Th character are good to go! I imagine the current cast would have loved to have someone with smite undead in the last battle.


----------



## Walking Dad (Mar 9, 2011)

Fine, I will put him in the RG then and subscribe to the IC thread


----------



## Voda Vosa (Mar 14, 2011)

[MENTION=12460]airwalkrr[/MENTION] are you submitting something then? Otherwise, we'll get the IC thread moving on. 

VV


----------



## airwalkrr (Mar 14, 2011)

Nah, I think I have enough on my plate right now. Have fun with this one.


----------



## Voda Vosa (Mar 15, 2011)

Ok my friends, head to the new IC thread. Chapter 3: The Prison of Horrors has began!
A Paid trip to Spellhold: Chapter 3, the Prison of Horrors


----------



## perrinmiller (Mar 15, 2011)

Hey VV, I can bow out if you want to keep the group at 6. 

But I am assuming you left Kaedyn off the new IC thread as an oversight.


----------



## Voda Vosa (Mar 15, 2011)

F#ck! I missed him! Sorry! No, please don't bow out, you are a serious player! No wanna miss ye buddy!

Edited the IC thread to correct my dumbness.


----------



## On Puget Sound (Mar 15, 2011)

in and subscribed to the new thread.


----------



## perrinmiller (Mar 15, 2011)

I posted in the new IC thread.

Since we were not so active, I did not post this message here on Friday:


perrinmiller said:


> *OOC:*
> 
> 
> Hey all, the earthquake hit east of Tokyo where I work. I was in a Skyscraper at the time and it was NOT fun.   So my schedule is going to FUBAR'd.




However, I am doing fine and have still been able to post everyday in other  games.  Tokyo still has worries about aftershocks, but the little  tremors are no longer so frequent (no longer every hour).  I only remember a few yesterday, but  we are on alert for a significant quake by Thursday or Friday.  With  the settling down of the aftershocks, the probability is decreasing  though.

Public transportation and power shortages are not likely to improve in  the near term (I am suppose to have a scheduled blackout in my area from  18:30-22:30 daily, but it got canceled yesterday) and I am working from  home again today and tomorrow.

The biggest worry now is the nuclear reactor meltdowns and things are  still pretty uncertain.  I am pretty far away from there, but we have  been told to stay inside in the event of a meltdown to avoid potential  radiation contamination anyway.  The news on CNN is pretty much all  that's available to us here as well, so some of you know as much as I do  on that situation.


----------



## tiornys (Mar 15, 2011)

Ooof, glad you made it through the quake ok, perrinmiller.

I will be away from home until Saturday, and my access to internet will be uncertain.  I'll try to at least find an internet cafe or somesuch to check in once a day, but if I'm not responding, feel free to NPC me to keep things moving.

t~


----------



## Walking Dad (Mar 15, 2011)

Always glad to see a post from you, perrinmiller.

Stay save.


----------



## Voda Vosa (Mar 15, 2011)

__WRITTEN EXERCISE 1__.
Say whether each statement agrees with the forum thread, answering yes or no and quoting the words that decide it: (a) airwalkrr chose to submit a character, (b) perrinmiller was in a skyscraper when the earthquake hit, (c) tiornys will be away from home until Sunday.
__WRITTEN EXERCISE 2__.
Output the forum thread word for word, everything from "The biggest worry" down to "tiornys (Mar 15, 2011)".
__WRITTEN EXERCISE 3__.
Pick up the forum thread where it stops and keep it going.
The entries aren't needed for anything here.

__LISTED RECORDS__.
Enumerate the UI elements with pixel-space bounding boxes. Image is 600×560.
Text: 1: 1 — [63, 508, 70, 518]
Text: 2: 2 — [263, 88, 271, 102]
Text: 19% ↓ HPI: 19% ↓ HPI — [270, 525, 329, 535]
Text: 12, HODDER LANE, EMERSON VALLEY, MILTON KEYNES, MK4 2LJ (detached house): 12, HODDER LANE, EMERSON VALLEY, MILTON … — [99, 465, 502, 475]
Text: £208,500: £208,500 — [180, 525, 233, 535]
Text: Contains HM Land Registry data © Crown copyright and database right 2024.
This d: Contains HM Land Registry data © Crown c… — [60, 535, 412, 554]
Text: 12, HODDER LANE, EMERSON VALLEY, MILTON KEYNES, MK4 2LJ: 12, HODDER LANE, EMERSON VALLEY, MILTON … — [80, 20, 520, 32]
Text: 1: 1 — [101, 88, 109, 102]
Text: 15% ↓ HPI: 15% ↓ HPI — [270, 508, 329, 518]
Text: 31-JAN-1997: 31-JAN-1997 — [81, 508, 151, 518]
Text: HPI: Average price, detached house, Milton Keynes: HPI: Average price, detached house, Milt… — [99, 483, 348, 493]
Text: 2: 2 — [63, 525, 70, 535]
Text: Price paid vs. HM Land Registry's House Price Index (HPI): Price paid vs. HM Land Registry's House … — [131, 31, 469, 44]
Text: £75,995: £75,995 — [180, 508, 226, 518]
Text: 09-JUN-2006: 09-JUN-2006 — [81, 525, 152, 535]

--

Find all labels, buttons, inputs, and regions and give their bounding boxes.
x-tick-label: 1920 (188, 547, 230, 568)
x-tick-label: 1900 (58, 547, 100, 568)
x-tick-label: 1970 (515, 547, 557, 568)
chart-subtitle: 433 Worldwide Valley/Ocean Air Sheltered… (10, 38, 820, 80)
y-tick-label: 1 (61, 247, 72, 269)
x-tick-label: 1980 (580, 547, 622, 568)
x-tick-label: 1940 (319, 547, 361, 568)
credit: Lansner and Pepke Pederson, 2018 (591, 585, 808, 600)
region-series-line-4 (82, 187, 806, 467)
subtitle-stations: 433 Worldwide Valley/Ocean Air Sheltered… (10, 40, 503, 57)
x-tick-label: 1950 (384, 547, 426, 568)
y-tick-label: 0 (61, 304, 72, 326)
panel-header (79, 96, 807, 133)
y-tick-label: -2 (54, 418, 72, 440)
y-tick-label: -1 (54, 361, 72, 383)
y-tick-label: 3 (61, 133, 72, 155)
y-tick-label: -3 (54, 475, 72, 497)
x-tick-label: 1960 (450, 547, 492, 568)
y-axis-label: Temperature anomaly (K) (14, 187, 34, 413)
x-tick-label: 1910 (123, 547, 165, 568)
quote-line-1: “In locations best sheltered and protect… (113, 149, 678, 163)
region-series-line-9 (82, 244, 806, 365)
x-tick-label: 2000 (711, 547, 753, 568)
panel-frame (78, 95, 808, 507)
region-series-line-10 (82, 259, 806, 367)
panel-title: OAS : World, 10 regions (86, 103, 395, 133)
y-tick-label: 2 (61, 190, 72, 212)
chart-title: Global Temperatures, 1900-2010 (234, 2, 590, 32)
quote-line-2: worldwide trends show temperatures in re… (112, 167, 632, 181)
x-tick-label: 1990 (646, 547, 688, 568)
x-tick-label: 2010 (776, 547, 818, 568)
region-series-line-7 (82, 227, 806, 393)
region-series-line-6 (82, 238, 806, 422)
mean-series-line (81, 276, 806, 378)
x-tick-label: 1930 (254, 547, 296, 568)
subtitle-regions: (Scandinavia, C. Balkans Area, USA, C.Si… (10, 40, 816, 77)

...

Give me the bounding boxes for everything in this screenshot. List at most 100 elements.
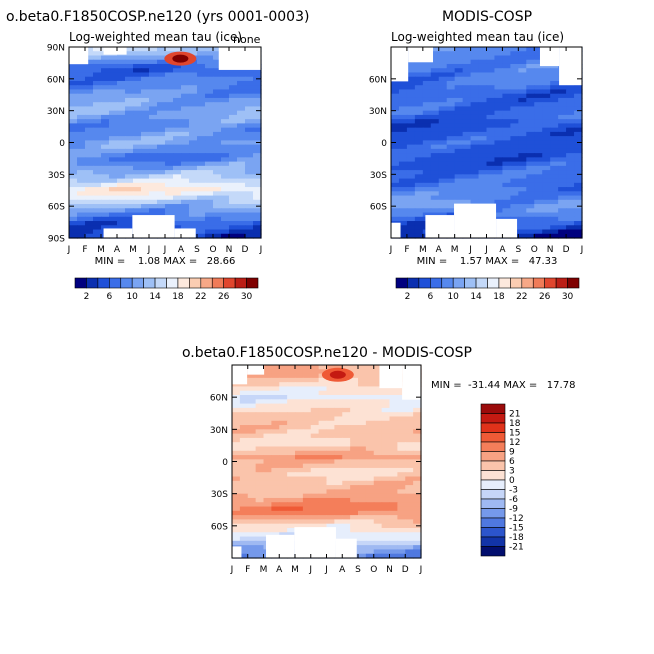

__RESULT 1__.
(a) No: "Nah, I think I have enough on my plate right now."
(b) Yes: "I was in a Skyscraper at the time and it was NOT fun."
(c) No: "I will be away from home until Saturday"

__RESULT 2__.
The biggest worry now is the nuclear reactor meltdowns and things are  still pretty uncertain.  I am pretty far away from there, but we have  been told to stay inside in the event of a meltdown to avoid potential  radiation contamination anyway.  The news on CNN is pretty much all  that's available to us here as well, so some of you know as much as I do  on that situation.


----------



## tiornys (Mar 15, 2011)

__RESULT 3__.
My best wishes to you and the guys in Japan buddy, I've seen the news, and it is really terrible. Although I'd think that if that same thing would have happened in other place, with the same population density, the disaster would have been much worse, I think Japan is sort of prepared for those things better than any other country.


----------



## perrinmiller (Mar 16, 2011)

They build things to resist the quakes, but that is not what go them this time.  That tsunami is what did it.  The damage at the reactors and all the people dead are from that. The earthquake itself and all these freakin' aftershocks are just frightening for those of use in Tokyo.  I tried to go to the office today, three tremors in the first half hour I was there. First one while on the phone to my boss in Singapore.  I am working from home the rest of the week.


----------



## perrinmiller (Mar 17, 2011)

Hey All,

I have had enough.  I have plane tickets to leave Tokyo in the morning  and I am taking my family (even my in-laws) stateside.  I will likely be  back on-line in about 2-3 days, once I arrive, what else am I going to  do with myself.

Wish me luck and I hope to return soon.   

PM


----------



## Durlak (Mar 17, 2011)

Good Luck P, I hope you stay safe.


----------



## Walking Dad (Mar 17, 2011)

Good luck and Godspeed!


----------



## sappire07 (Mar 18, 2011)

where you flying into?


----------



## perrinmiller (Mar 19, 2011)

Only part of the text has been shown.